:: EXERCISE PROMPT ::
Copy every line that mentions the word "image".

--

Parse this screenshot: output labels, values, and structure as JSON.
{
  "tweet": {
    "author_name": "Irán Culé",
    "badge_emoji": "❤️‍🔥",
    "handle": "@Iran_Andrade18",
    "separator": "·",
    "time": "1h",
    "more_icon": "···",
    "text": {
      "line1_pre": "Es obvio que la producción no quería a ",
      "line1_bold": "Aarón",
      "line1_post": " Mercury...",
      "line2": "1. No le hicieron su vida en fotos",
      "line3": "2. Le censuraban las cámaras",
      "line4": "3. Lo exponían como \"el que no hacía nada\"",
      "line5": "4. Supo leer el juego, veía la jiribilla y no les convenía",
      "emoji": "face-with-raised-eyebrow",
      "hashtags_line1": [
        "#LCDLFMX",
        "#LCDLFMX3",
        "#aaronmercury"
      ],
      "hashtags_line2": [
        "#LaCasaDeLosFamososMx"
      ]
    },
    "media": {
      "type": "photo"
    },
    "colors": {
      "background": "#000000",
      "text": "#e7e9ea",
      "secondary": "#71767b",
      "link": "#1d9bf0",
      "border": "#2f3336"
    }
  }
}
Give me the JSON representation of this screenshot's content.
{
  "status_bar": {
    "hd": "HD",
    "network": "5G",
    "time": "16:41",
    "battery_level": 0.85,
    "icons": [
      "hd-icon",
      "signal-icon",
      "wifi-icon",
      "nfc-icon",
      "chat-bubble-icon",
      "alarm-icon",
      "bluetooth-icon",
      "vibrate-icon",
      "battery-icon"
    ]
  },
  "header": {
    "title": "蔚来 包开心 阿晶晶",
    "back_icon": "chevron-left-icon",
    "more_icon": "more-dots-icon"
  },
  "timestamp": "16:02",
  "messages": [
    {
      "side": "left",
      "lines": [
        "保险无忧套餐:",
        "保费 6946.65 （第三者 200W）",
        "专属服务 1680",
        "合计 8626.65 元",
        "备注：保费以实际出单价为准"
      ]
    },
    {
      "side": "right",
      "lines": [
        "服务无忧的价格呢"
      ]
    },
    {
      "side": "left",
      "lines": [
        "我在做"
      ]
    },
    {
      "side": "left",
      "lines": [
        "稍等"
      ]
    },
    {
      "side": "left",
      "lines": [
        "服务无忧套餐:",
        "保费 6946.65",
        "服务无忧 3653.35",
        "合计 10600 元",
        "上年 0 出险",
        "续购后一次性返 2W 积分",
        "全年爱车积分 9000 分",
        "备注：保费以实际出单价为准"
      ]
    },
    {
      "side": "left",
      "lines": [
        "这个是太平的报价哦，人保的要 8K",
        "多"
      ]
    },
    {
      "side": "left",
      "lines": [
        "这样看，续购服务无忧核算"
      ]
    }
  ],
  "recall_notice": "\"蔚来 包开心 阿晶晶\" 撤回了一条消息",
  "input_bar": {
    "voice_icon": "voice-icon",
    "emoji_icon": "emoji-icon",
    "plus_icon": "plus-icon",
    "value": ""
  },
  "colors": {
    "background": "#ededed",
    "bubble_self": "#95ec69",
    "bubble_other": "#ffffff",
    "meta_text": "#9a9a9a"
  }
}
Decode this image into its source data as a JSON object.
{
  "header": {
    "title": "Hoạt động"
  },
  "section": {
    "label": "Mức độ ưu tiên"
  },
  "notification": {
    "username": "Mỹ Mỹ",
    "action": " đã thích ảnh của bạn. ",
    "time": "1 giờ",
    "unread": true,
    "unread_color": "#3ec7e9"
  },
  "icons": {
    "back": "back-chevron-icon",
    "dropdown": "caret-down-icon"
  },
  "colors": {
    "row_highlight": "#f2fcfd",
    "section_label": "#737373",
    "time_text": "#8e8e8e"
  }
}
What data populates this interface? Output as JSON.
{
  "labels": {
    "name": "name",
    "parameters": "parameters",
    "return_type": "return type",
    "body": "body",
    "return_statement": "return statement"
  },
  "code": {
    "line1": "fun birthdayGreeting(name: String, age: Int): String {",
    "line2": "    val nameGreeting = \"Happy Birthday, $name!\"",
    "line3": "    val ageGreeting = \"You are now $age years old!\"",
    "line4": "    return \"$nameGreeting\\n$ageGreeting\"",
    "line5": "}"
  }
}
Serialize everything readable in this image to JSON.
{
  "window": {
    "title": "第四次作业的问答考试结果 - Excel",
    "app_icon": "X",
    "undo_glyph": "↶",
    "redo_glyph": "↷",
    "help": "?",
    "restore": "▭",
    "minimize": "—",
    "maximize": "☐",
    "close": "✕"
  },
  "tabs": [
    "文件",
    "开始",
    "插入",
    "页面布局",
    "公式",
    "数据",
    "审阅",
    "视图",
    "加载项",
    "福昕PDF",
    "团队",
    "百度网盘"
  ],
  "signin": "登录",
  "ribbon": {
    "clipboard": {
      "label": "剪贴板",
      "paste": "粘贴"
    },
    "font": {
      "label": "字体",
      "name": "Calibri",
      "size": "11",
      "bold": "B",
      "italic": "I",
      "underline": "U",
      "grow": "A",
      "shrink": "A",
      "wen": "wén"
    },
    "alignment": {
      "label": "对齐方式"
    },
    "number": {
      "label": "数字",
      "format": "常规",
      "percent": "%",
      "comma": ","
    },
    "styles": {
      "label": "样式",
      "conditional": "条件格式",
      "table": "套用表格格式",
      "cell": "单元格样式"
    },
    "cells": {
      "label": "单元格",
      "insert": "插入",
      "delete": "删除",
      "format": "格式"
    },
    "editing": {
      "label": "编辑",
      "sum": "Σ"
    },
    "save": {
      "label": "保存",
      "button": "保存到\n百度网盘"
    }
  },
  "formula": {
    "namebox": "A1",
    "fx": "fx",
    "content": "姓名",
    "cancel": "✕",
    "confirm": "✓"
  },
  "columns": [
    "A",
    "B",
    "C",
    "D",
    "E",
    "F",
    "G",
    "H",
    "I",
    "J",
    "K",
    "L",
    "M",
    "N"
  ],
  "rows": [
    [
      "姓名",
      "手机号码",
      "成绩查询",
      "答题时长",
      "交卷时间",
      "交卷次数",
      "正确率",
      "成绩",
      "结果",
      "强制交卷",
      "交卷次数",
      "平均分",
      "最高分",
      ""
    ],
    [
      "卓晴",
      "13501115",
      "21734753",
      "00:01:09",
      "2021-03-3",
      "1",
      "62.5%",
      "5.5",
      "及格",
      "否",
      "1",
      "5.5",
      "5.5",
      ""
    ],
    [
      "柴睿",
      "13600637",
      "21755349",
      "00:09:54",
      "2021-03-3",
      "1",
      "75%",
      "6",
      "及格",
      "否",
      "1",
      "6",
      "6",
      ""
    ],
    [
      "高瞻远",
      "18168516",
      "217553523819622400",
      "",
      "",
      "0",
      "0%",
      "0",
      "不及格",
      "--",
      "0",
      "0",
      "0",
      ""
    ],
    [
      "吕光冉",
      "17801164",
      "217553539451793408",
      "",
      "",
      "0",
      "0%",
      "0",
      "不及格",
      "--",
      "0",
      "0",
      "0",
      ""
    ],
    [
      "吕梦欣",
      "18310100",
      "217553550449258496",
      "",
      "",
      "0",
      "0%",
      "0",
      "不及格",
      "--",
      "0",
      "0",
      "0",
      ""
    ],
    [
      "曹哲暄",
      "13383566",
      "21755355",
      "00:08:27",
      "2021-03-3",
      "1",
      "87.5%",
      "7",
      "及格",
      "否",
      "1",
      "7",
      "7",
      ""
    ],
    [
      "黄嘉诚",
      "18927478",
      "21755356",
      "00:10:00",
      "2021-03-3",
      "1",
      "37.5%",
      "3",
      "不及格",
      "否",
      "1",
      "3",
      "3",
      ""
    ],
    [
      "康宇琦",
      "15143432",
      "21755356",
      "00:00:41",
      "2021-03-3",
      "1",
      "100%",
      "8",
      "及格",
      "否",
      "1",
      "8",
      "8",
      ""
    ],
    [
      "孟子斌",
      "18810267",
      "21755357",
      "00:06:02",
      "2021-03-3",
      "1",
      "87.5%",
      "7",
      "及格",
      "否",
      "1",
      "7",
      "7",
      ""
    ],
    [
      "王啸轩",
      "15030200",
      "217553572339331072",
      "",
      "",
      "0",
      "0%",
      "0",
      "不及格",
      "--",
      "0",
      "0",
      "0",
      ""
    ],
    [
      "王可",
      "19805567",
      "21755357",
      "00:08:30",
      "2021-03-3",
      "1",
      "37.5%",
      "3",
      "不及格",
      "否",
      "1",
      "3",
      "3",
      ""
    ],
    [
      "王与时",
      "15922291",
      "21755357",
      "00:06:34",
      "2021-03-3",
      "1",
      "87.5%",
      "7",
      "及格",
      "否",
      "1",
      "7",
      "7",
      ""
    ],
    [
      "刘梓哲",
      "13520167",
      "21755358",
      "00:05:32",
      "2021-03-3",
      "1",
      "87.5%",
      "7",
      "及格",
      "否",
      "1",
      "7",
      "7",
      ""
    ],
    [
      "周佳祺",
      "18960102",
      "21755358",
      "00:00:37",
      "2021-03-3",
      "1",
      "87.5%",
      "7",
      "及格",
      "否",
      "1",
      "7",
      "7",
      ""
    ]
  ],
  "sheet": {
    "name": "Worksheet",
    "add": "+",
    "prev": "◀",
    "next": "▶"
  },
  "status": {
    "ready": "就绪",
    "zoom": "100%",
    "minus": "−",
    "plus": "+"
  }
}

--

:: REPLY ::
Decode this image into its source data as a JSON object.
Serialize everything readable in this image to JSON.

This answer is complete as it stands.